● Exercise goal:
Write out the entries below once more, exactly.

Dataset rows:
•••
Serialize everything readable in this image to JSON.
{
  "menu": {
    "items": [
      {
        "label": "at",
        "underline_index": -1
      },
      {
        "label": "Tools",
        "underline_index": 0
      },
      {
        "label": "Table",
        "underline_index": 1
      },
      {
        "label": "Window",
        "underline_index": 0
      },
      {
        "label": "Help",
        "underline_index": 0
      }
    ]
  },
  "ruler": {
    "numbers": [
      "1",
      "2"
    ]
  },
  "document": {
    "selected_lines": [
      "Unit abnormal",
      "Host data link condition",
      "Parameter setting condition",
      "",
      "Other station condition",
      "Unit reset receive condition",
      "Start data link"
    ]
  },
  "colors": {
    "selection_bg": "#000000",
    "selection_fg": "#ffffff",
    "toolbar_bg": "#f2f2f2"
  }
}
•••
● Written solution:
Serialize everything readable in this image to JSON.
{
  "menu": {
    "items": [
      {
        "label": "at",
        "underline_index": -1
      },
      {
        "label": "Tools",
        "underline_index": 0
      },
      {
        "label": "Table",
        "underline_index": 1
      },
      {
        "label": "Window",
        "underline_index": 0
      },
      {
        "label": "Help",
        "underline_index": 0
      }
    ]
  },
  "ruler": {
    "numbers": [
      "1",
      "2"
    ]
  },
  "document": {
    "selected_lines": [
      "Unit abnormal",
      "Host data link condition",
      "Parameter setting condition",
      "",
      "Other station condition",
      "Unit reset receive condition",
      "Start data link"
    ]
  },
  "colors": {
    "selection_bg": "#000000",
    "selection_fg": "#ffffff",
    "toolbar_bg": "#f2f2f2"
  }
}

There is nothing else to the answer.